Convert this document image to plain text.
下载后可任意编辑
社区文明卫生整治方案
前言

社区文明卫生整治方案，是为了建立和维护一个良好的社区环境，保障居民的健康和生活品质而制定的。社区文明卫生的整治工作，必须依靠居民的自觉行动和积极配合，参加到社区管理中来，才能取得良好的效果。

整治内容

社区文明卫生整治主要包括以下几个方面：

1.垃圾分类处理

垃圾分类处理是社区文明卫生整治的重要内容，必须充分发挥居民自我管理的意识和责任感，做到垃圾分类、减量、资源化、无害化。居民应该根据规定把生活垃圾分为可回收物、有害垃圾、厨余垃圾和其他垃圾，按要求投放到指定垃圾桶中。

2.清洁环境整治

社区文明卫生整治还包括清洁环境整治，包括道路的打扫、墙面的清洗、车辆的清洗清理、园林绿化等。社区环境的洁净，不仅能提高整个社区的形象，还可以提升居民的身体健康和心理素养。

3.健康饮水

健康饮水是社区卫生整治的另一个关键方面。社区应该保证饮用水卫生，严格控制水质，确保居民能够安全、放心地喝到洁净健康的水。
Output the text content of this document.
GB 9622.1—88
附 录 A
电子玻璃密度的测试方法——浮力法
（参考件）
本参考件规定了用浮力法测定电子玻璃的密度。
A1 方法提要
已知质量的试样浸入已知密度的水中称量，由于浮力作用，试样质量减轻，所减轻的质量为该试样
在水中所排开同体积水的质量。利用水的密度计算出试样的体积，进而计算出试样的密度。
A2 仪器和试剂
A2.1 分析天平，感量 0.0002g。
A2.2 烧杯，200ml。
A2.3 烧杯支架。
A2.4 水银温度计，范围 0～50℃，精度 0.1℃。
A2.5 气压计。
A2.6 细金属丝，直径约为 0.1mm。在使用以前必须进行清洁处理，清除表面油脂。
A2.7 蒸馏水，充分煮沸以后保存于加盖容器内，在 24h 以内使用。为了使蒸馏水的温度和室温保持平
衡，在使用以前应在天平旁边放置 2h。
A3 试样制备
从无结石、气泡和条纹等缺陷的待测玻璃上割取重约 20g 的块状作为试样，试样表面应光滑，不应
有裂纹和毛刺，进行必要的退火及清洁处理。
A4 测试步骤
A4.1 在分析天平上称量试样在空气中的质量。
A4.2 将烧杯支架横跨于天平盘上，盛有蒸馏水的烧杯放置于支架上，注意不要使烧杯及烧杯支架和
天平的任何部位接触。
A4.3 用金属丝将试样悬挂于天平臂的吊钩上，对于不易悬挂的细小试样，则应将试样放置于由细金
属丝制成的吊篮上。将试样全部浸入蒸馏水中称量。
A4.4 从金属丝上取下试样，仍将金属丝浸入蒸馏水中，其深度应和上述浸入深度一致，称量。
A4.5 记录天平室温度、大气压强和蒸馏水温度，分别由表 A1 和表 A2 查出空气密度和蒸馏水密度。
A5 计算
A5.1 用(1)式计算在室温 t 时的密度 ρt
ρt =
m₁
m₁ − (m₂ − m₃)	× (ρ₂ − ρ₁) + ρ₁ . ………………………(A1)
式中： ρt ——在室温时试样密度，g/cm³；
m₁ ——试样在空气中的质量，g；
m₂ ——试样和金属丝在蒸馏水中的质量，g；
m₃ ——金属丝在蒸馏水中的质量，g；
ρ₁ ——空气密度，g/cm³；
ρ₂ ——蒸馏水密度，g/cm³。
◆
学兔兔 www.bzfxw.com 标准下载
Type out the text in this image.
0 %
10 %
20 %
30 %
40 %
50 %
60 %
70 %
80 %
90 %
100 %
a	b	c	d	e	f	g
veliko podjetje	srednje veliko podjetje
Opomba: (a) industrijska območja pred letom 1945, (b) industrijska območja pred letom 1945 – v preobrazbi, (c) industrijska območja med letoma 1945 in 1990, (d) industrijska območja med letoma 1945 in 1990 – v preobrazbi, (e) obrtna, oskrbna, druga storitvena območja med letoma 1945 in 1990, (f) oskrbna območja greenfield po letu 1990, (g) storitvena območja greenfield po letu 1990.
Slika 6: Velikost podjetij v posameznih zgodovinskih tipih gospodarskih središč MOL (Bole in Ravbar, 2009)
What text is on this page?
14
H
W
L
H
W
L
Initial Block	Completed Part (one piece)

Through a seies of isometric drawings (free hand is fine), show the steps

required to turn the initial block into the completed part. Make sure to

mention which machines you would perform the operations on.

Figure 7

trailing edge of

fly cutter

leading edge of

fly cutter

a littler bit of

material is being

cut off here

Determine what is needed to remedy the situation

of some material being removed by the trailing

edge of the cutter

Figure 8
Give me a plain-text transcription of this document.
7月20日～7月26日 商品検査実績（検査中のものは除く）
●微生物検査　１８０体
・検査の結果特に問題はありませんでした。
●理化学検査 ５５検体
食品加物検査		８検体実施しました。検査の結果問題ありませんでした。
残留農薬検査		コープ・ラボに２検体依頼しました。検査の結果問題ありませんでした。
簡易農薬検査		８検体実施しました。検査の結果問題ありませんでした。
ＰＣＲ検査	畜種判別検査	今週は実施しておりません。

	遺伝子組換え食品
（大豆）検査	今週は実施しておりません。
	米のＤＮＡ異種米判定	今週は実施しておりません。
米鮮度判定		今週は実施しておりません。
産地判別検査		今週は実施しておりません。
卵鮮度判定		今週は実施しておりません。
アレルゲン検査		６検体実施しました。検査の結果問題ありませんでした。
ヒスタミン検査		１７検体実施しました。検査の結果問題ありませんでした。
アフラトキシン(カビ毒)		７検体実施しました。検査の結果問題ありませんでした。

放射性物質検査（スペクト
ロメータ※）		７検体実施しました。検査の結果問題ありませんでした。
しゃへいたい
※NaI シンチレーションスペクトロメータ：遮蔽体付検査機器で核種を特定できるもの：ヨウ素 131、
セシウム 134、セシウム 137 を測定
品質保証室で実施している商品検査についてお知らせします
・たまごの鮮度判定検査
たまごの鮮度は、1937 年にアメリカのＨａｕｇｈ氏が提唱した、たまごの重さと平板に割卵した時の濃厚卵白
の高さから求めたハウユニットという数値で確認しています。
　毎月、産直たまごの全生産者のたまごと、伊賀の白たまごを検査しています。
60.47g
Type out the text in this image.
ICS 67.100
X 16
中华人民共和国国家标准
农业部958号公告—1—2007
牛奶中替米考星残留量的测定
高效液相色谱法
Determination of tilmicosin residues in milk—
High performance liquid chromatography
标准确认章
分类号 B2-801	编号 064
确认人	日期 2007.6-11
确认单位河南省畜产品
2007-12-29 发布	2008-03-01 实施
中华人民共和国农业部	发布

☆ ☆ ☆ ☆ ☆ ☆ ☆

Set exercise: Using the listing above, reproduce each line without omission.

Response:
Convert this document image to plain text.
下载后可任意编辑
社区文明卫生整治方案
前言

社区文明卫生整治方案，是为了建立和维护一个良好的社区环境，保障居民的健康和生活品质而制定的。社区文明卫生的整治工作，必须依靠居民的自觉行动和积极配合，参加到社区管理中来，才能取得良好的效果。

整治内容

社区文明卫生整治主要包括以下几个方面：

1.垃圾分类处理

垃圾分类处理是社区文明卫生整治的重要内容，必须充分发挥居民自我管理的意识和责任感，做到垃圾分类、减量、资源化、无害化。居民应该根据规定把生活垃圾分为可回收物、有害垃圾、厨余垃圾和其他垃圾，按要求投放到指定垃圾桶中。

2.清洁环境整治

社区文明卫生整治还包括清洁环境整治，包括道路的打扫、墙面的清洗、车辆的清洗清理、园林绿化等。社区环境的洁净，不仅能提高整个社区的形象，还可以提升居民的身体健康和心理素养。

3.健康饮水

健康饮水是社区卫生整治的另一个关键方面。社区应该保证饮用水卫生，严格控制水质，确保居民能够安全、放心地喝到洁净健康的水。
Output the text content of this document.
GB 9622.1—88
附 录 A
电子玻璃密度的测试方法——浮力法
（参考件）
本参考件规定了用浮力法测定电子玻璃的密度。
A1 方法提要
已知质量的试样浸入已知密度的水中称量，由于浮力作用，试样质量减轻，所减轻的质量为该试样
在水中所排开同体积水的质量。利用水的密度计算出试样的体积，进而计算出试样的密度。
A2 仪器和试剂
A2.1 分析天平，感量 0.0002g。
A2.2 烧杯，200ml。
A2.3 烧杯支架。
A2.4 水银温度计，范围 0～50℃，精度 0.1℃。
A2.5 气压计。
A2.6 细金属丝，直径约为 0.1mm。在使用以前必须进行清洁处理，清除表面油脂。
A2.7 蒸馏水，充分煮沸以后保存于加盖容器内，在 24h 以内使用。为了使蒸馏水的温度和室温保持平
衡，在使用以前应在天平旁边放置 2h。
A3 试样制备
从无结石、气泡和条纹等缺陷的待测玻璃上割取重约 20g 的块状作为试样，试样表面应光滑，不应
有裂纹和毛刺，进行必要的退火及清洁处理。
A4 测试步骤
A4.1 在分析天平上称量试样在空气中的质量。
A4.2 将烧杯支架横跨于天平盘上，盛有蒸馏水的烧杯放置于支架上，注意不要使烧杯及烧杯支架和
天平的任何部位接触。
A4.3 用金属丝将试样悬挂于天平臂的吊钩上，对于不易悬挂的细小试样，则应将试样放置于由细金
属丝制成的吊篮上。将试样全部浸入蒸馏水中称量。
A4.4 从金属丝上取下试样，仍将金属丝浸入蒸馏水中，其深度应和上述浸入深度一致，称量。
A4.5 记录天平室温度、大气压强和蒸馏水温度，分别由表 A1 和表 A2 查出空气密度和蒸馏水密度。
A5 计算
A5.1 用(1)式计算在室温 t 时的密度 ρt
ρt =
m₁
m₁ − (m₂ − m₃)	× (ρ₂ − ρ₁) + ρ₁ . ………………………(A1)
式中： ρt ——在室温时试样密度，g/cm³；
m₁ ——试样在空气中的质量，g；
m₂ ——试样和金属丝在蒸馏水中的质量，g；
m₃ ——金属丝在蒸馏水中的质量，g；
ρ₁ ——空气密度，g/cm³；
ρ₂ ——蒸馏水密度，g/cm³。
◆
学兔兔 www.bzfxw.com 标准下载
Type out the text in this image.
0 %
10 %
20 %
30 %
40 %
50 %
60 %
70 %
80 %
90 %
100 %
a	b	c	d	e	f	g
veliko podjetje	srednje veliko podjetje
Opomba: (a) industrijska območja pred letom 1945, (b) industrijska območja pred letom 1945 – v preobrazbi, (c) industrijska območja med letoma 1945 in 1990, (d) industrijska območja med letoma 1945 in 1990 – v preobrazbi, (e) obrtna, oskrbna, druga storitvena območja med letoma 1945 in 1990, (f) oskrbna območja greenfield po letu 1990, (g) storitvena območja greenfield po letu 1990.
Slika 6: Velikost podjetij v posameznih zgodovinskih tipih gospodarskih središč MOL (Bole in Ravbar, 2009)
What text is on this page?
14
H
W
L
H
W
L
Initial Block	Completed Part (one piece)

Through a seies of isometric drawings (free hand is fine), show the steps

required to turn the initial block into the completed part. Make sure to

mention which machines you would perform the operations on.

Figure 7

trailing edge of

fly cutter

leading edge of

fly cutter

a littler bit of

material is being

cut off here

Determine what is needed to remedy the situation

of some material being removed by the trailing

edge of the cutter

Figure 8
Give me a plain-text transcription of this document.
7月20日～7月26日 商品検査実績（検査中のものは除く）
●微生物検査　１８０体
・検査の結果特に問題はありませんでした。
●理化学検査 ５５検体
食品加物検査		８検体実施しました。検査の結果問題ありませんでした。
残留農薬検査		コープ・ラボに２検体依頼しました。検査の結果問題ありませんでした。
簡易農薬検査		８検体実施しました。検査の結果問題ありませんでした。
ＰＣＲ検査	畜種判別検査	今週は実施しておりません。

	遺伝子組換え食品
（大豆）検査	今週は実施しておりません。
	米のＤＮＡ異種米判定	今週は実施しておりません。
米鮮度判定		今週は実施しておりません。
産地判別検査		今週は実施しておりません。
卵鮮度判定		今週は実施しておりません。
アレルゲン検査		６検体実施しました。検査の結果問題ありませんでした。
ヒスタミン検査		１７検体実施しました。検査の結果問題ありませんでした。
アフラトキシン(カビ毒)		７検体実施しました。検査の結果問題ありませんでした。

放射性物質検査（スペクト
ロメータ※）		７検体実施しました。検査の結果問題ありませんでした。
しゃへいたい
※NaI シンチレーションスペクトロメータ：遮蔽体付検査機器で核種を特定できるもの：ヨウ素 131、
セシウム 134、セシウム 137 を測定
品質保証室で実施している商品検査についてお知らせします
・たまごの鮮度判定検査
たまごの鮮度は、1937 年にアメリカのＨａｕｇｈ氏が提唱した、たまごの重さと平板に割卵した時の濃厚卵白
の高さから求めたハウユニットという数値で確認しています。
　毎月、産直たまごの全生産者のたまごと、伊賀の白たまごを検査しています。
60.47g
Type out the text in this image.
ICS 67.100
X 16
中华人民共和国国家标准
农业部958号公告—1—2007
牛奶中替米考星残留量的测定
高效液相色谱法
Determination of tilmicosin residues in milk—
High performance liquid chromatography
标准确认章
分类号 B2-801	编号 064
确认人	日期 2007.6-11
确认单位河南省畜产品
2007-12-29 发布	2008-03-01 实施
中华人民共和国农业部	发布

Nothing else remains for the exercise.